[Begin STORED RECORDS]

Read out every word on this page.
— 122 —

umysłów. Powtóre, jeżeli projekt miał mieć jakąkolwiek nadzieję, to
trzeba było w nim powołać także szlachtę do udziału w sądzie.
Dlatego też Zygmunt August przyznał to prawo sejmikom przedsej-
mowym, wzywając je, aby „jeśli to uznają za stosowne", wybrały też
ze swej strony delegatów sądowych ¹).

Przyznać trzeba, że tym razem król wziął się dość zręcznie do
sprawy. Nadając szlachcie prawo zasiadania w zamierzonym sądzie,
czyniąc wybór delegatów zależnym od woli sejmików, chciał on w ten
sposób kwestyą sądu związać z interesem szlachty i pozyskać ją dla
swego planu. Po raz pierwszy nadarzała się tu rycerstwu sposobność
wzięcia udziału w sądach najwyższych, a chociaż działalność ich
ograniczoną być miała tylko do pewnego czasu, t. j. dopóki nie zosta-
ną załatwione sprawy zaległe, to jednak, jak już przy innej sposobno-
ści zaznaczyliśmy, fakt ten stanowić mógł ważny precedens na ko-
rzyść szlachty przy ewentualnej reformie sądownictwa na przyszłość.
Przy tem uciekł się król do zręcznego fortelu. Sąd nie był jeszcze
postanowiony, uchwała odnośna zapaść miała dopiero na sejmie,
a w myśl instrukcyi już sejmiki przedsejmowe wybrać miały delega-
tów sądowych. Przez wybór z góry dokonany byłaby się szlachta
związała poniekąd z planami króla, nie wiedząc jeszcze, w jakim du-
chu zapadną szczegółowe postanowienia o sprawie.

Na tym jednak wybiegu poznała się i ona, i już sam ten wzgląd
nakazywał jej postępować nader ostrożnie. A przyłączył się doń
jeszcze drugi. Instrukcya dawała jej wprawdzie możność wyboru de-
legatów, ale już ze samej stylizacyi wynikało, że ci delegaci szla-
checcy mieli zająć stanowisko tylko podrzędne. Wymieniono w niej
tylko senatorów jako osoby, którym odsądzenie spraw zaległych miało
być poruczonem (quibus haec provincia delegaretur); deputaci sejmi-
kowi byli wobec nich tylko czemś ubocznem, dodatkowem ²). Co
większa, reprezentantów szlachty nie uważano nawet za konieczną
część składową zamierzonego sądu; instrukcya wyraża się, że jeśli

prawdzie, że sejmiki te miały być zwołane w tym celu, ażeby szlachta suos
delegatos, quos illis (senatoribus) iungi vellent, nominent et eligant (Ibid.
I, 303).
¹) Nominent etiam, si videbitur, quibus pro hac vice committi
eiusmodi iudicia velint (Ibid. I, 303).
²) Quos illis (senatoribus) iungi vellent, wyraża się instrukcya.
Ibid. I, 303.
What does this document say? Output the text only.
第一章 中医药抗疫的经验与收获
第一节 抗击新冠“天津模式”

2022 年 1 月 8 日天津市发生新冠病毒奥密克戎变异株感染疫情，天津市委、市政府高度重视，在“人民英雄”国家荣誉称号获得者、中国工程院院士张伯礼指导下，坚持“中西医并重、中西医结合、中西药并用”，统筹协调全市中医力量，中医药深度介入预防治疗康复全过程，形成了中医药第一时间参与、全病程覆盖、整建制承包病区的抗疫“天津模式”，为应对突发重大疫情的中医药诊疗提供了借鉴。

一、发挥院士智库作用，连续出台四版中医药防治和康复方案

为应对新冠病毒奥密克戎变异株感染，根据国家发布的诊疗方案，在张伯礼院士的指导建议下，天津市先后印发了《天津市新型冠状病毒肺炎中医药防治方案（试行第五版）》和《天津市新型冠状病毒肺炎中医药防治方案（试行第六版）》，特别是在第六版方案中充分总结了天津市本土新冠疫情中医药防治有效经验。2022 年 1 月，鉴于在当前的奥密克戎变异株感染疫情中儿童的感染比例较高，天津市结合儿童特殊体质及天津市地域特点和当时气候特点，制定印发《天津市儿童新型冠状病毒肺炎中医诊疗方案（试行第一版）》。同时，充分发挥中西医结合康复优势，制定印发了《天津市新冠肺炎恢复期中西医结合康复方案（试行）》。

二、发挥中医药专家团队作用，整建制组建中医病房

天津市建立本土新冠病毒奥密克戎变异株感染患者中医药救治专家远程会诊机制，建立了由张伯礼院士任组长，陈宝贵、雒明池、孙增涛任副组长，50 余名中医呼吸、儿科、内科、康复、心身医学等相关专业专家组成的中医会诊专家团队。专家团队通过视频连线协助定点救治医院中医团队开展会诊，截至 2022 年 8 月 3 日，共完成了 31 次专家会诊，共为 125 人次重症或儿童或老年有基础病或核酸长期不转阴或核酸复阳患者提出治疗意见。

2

[End STORED RECORDS]

| WHAT IS BEING ASKED |
Every line from the one containing "What does this" through the last line must be copied exactly; leave out the rest.

| EXERCISE RESULT |
What does this document say? Output the text only.
第一章 中医药抗疫的经验与收获
第一节 抗击新冠“天津模式”

2022 年 1 月 8 日天津市发生新冠病毒奥密克戎变异株感染疫情，天津市委、市政府高度重视，在“人民英雄”国家荣誉称号获得者、中国工程院院士张伯礼指导下，坚持“中西医并重、中西医结合、中西药并用”，统筹协调全市中医力量，中医药深度介入预防治疗康复全过程，形成了中医药第一时间参与、全病程覆盖、整建制承包病区的抗疫“天津模式”，为应对突发重大疫情的中医药诊疗提供了借鉴。

一、发挥院士智库作用，连续出台四版中医药防治和康复方案

为应对新冠病毒奥密克戎变异株感染，根据国家发布的诊疗方案，在张伯礼院士的指导建议下，天津市先后印发了《天津市新型冠状病毒肺炎中医药防治方案（试行第五版）》和《天津市新型冠状病毒肺炎中医药防治方案（试行第六版）》，特别是在第六版方案中充分总结了天津市本土新冠疫情中医药防治有效经验。2022 年 1 月，鉴于在当前的奥密克戎变异株感染疫情中儿童的感染比例较高，天津市结合儿童特殊体质及天津市地域特点和当时气候特点，制定印发《天津市儿童新型冠状病毒肺炎中医诊疗方案（试行第一版）》。同时，充分发挥中西医结合康复优势，制定印发了《天津市新冠肺炎恢复期中西医结合康复方案（试行）》。

二、发挥中医药专家团队作用，整建制组建中医病房

天津市建立本土新冠病毒奥密克戎变异株感染患者中医药救治专家远程会诊机制，建立了由张伯礼院士任组长，陈宝贵、雒明池、孙增涛任副组长，50 余名中医呼吸、儿科、内科、康复、心身医学等相关专业专家组成的中医会诊专家团队。专家团队通过视频连线协助定点救治医院中医团队开展会诊，截至 2022 年 8 月 3 日，共完成了 31 次专家会诊，共为 125 人次重症或儿童或老年有基础病或核酸长期不转阴或核酸复阳患者提出治疗意见。

2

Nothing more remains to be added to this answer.